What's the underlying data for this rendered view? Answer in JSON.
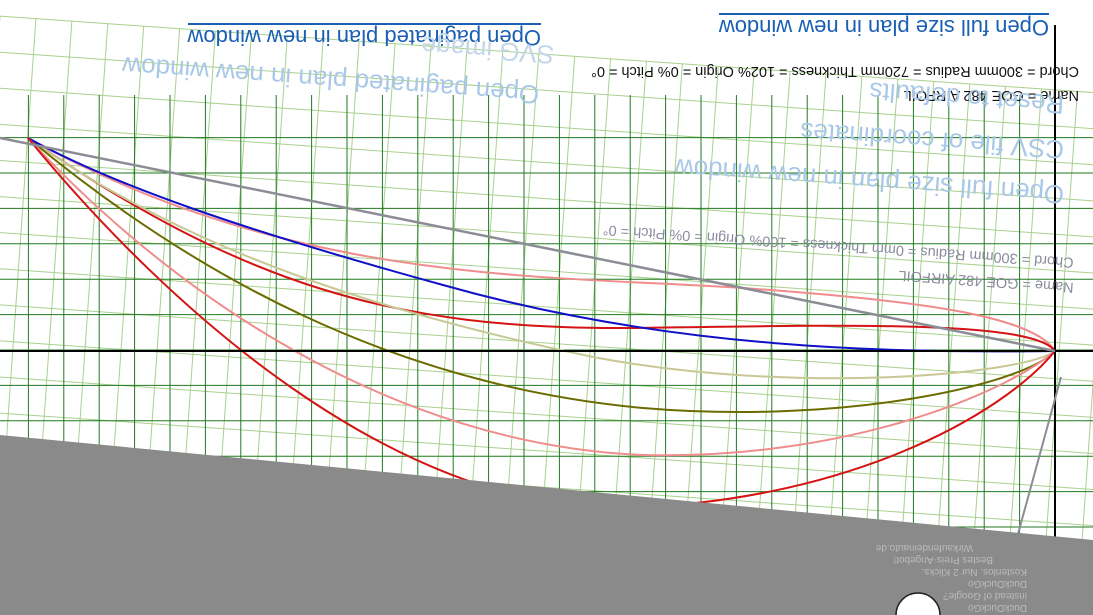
{
  "links": {
    "open_full_size": "Open full size plan in new window",
    "open_paginated": "Open paginated plan in new window",
    "csv_file": "CSV file of coordinates",
    "reset": "Reset to defaults",
    "svg_image": "SVG image"
  },
  "airfoil_info": {
    "name_line": "Name = GOE 482 AIRFOIL",
    "params_line": "Chord = 300mm Radius = 720mm Thickness = 102% Origin = 0% Pitch = 0°"
  },
  "ghost_page": {
    "open_full_size": "Open full size plan in new window",
    "open_paginated": "Open paginated plan in new window",
    "svg_image": "SVG image",
    "csv_file": "CSV file of coordinates",
    "reset": "Reset to defaults",
    "name_line": "Name = GOE 482 AIRFOIL",
    "params_line": "Chord = 300mm Radius = 0mm Thickness = 100% Origin = 0% Pitch = 0°"
  },
  "ad_panel": {
    "line1": "DuckDuckGo",
    "line2": "instead of Google?",
    "line3": "DuckDuckGo",
    "line4": "Kostenlos. Nur 2 Klicks.",
    "line5": "Bestes Preis-Angebot!",
    "line6": "Wirkaufendeinauto.de"
  },
  "colors": {
    "grid_green": "#1f7a1f",
    "light_green": "#a9d18e",
    "blue_curve": "#1010c8",
    "red_curve": "#d41414",
    "pink_curve": "#f08c8c",
    "tan_curve": "#c8c896",
    "olive_curve": "#6b6b00",
    "gray_line": "#8c8c96",
    "link_blue": "#1a5fb4",
    "overlay_gray": "#8a8a8a"
  }
}
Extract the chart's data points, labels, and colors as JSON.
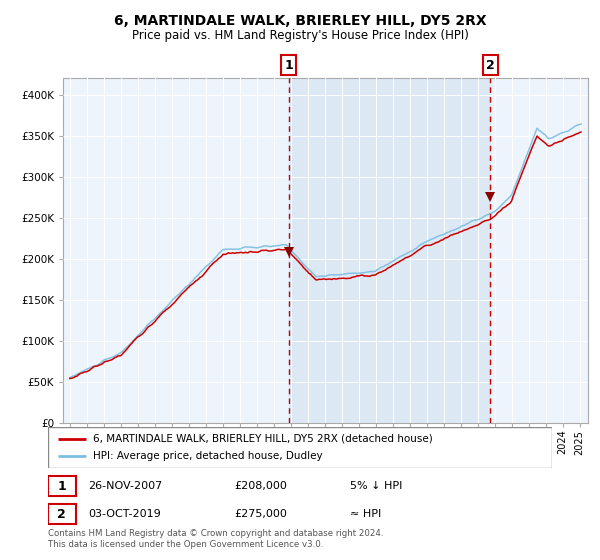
****************************************
What the exercise asks:
Gather from the records above every line containing the string "Chord".

Result of the exercise:
    "params_line": "Chord = 300mm Radius = 720mm Thickness = 102% Origin = 0% Pitch = 0°"
    "params_line": "Chord = 300mm Radius = 0mm Thickness = 100% Origin = 0% Pitch = 0°"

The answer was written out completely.